> RECORDS SUPPLIED

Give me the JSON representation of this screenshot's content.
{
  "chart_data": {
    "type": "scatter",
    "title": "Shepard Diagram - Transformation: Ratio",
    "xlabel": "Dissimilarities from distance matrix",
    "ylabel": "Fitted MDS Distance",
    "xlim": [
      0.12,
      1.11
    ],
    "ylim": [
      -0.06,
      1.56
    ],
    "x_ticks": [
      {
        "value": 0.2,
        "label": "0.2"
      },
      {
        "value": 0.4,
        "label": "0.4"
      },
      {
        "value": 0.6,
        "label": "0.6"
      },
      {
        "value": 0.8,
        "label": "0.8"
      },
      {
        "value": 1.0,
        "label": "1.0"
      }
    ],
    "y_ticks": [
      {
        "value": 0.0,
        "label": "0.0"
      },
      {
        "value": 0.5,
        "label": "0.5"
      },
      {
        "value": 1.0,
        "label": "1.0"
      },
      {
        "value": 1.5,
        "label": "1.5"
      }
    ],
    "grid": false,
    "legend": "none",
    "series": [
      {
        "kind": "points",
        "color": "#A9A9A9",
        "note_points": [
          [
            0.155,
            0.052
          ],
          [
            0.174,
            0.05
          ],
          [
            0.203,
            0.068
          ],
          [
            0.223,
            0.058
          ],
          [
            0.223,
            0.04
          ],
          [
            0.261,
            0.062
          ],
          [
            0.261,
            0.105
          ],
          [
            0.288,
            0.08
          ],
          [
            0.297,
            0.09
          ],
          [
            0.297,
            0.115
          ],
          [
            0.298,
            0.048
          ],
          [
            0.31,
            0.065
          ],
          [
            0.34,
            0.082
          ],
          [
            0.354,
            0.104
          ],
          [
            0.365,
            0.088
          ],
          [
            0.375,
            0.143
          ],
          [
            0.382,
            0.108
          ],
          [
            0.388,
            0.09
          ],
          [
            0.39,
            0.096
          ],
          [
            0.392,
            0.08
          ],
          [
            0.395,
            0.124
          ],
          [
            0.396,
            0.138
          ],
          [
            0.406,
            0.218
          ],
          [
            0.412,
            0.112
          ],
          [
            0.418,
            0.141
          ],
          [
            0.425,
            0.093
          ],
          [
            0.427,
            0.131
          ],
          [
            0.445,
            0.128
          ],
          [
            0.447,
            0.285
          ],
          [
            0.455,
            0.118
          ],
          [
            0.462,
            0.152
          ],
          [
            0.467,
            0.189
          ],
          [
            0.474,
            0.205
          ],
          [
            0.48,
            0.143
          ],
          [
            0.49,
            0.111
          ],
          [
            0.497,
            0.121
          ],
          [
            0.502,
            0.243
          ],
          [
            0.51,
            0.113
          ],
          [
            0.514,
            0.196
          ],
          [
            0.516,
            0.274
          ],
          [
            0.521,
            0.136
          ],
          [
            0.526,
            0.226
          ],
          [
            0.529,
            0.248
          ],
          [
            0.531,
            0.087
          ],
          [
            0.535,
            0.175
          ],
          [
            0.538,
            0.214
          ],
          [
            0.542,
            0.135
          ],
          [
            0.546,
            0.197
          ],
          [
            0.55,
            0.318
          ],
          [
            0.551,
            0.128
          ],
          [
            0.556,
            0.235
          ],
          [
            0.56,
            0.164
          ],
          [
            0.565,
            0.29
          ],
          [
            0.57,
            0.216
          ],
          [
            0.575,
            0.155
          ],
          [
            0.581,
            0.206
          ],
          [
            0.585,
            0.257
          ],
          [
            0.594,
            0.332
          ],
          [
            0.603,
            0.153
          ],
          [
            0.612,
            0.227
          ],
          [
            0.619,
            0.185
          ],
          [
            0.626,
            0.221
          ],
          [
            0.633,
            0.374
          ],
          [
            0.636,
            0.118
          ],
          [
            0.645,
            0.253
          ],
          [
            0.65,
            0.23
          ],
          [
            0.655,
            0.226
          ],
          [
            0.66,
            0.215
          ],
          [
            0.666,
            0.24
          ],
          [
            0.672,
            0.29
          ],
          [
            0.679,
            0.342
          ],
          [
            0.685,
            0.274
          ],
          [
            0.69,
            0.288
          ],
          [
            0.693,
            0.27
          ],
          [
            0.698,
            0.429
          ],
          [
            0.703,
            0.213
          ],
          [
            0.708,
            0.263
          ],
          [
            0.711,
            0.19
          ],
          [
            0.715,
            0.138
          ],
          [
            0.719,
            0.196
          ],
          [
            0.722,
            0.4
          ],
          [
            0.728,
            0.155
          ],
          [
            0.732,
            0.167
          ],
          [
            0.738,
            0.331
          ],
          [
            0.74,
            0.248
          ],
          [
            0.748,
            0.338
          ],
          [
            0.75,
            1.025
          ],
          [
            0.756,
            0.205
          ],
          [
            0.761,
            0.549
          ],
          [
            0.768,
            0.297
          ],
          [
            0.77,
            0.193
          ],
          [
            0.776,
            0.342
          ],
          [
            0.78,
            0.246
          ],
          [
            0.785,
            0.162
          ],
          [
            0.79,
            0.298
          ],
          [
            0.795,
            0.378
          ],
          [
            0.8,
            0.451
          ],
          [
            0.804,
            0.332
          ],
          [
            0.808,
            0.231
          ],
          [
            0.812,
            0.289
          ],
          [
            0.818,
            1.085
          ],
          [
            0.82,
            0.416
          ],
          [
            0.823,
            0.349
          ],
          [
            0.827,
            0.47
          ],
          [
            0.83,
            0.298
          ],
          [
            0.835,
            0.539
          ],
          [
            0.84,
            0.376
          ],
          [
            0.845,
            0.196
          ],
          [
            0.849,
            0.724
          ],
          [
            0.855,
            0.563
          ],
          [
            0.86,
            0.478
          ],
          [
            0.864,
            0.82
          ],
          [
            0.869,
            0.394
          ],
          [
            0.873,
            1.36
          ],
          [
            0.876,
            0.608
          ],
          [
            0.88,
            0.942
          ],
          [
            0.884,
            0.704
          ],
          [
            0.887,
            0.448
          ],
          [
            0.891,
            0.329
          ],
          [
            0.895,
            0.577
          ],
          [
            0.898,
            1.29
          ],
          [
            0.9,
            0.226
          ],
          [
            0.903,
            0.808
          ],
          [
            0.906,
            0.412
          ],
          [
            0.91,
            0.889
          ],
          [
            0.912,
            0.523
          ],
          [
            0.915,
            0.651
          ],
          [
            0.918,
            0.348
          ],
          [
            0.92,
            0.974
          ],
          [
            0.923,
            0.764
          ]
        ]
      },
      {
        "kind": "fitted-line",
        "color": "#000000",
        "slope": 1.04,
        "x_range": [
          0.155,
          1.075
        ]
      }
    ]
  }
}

> REQUIRED TASK
Collect each line of the entries that has the word "value", copying it in full.

> PROBLEM SOLUTION
        "value": 0.2,
        "value": 0.4,
        "value": 0.6,
        "value": 0.8,
        "value": 1.0,
        "value": 0.0,
        "value": 0.5,
        "value": 1.0,
        "value": 1.5,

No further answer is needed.